(What the exercise asks) Write the listing below out again exactly, dropping the images.

== Material to process ==

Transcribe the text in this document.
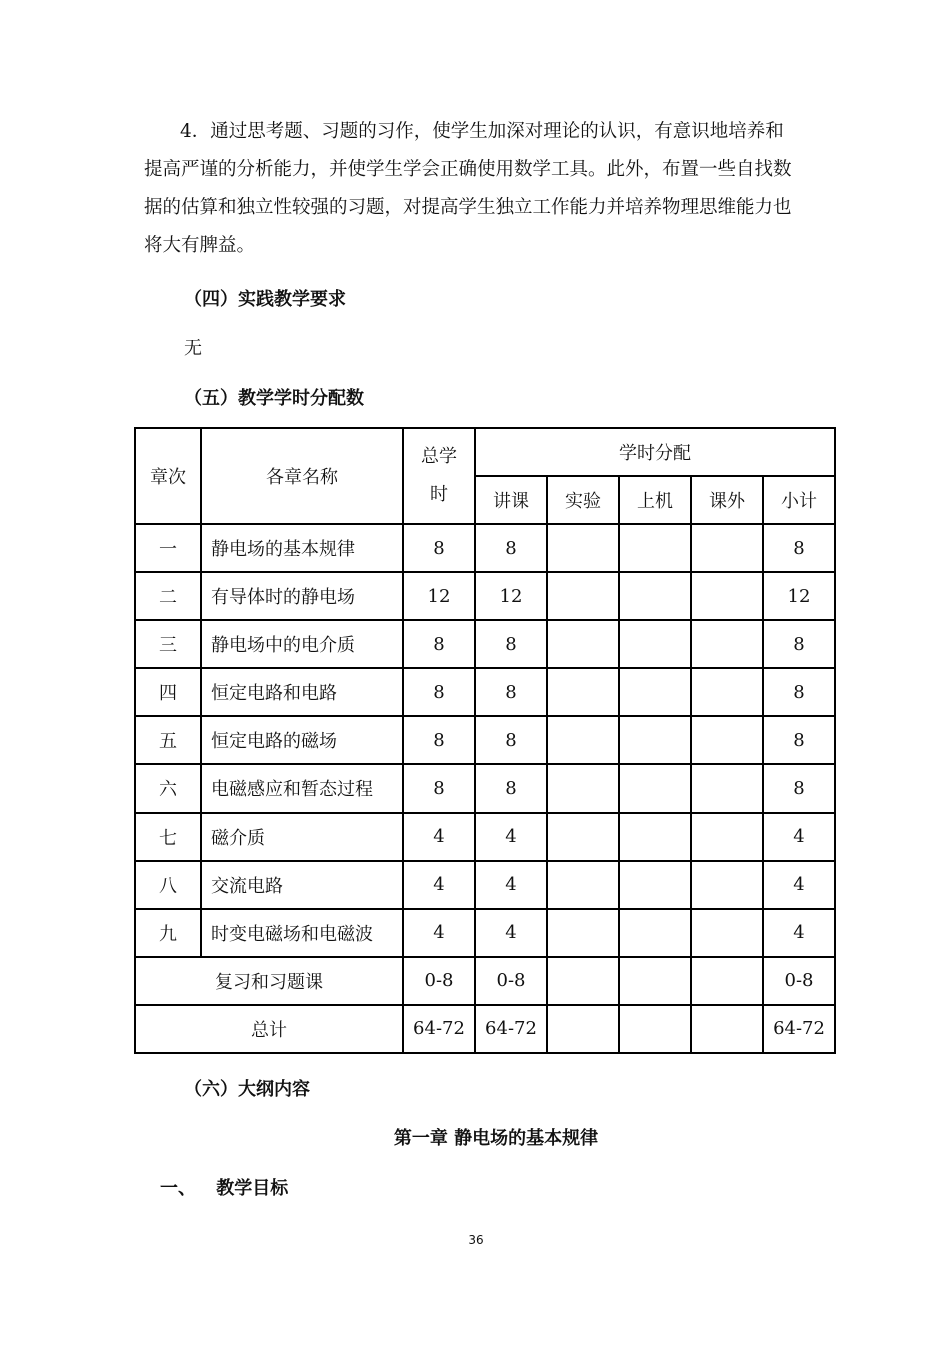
4．通过思考题、习题的习作，使学生加深对理论的认识，有意识地培养和
提高严谨的分析能力，并使学生学会正确使用数学工具。此外，布置一些自找数
据的估算和独立性较强的习题，对提高学生独立工作能力并培养物理思维能力也
将大有脾益。
（四）实践教学要求
无
（五）教学学时分配数
章次	各章名称	总学
时	学时分配				
			讲课	实验	上机	课外	小计
一	静电场的基本规律	8	8				8
二	有导体时的静电场	12	12				12
三	静电场中的电介质	8	8				8
四	恒定电路和电路	8	8				8
五	恒定电路的磁场	8	8				8
六	电磁感应和暂态过程	8	8				8
七	磁介质	4	4				4
八	交流电路	4	4				4
九	时变电磁场和电磁波	4	4				4
复习和习题课		0-8	0-8				0-8
总计		64-72	64-72				64-72
（六）大纲内容
第一章 静电场的基本规律
一、 教学目标
36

===

(Solution for this problem)
Transcribe the text in this document.
4．通过思考题、习题的习作，使学生加深对理论的认识，有意识地培养和
提高严谨的分析能力，并使学生学会正确使用数学工具。此外，布置一些自找数
据的估算和独立性较强的习题，对提高学生独立工作能力并培养物理思维能力也
将大有脾益。
（四）实践教学要求
无
（五）教学学时分配数
章次	各章名称	总学
时	学时分配				
			讲课	实验	上机	课外	小计
一	静电场的基本规律	8	8				8
二	有导体时的静电场	12	12				12
三	静电场中的电介质	8	8				8
四	恒定电路和电路	8	8				8
五	恒定电路的磁场	8	8				8
六	电磁感应和暂态过程	8	8				8
七	磁介质	4	4				4
八	交流电路	4	4				4
九	时变电磁场和电磁波	4	4				4
复习和习题课		0-8	0-8				0-8
总计		64-72	64-72				64-72
（六）大纲内容
第一章 静电场的基本规律
一、 教学目标
36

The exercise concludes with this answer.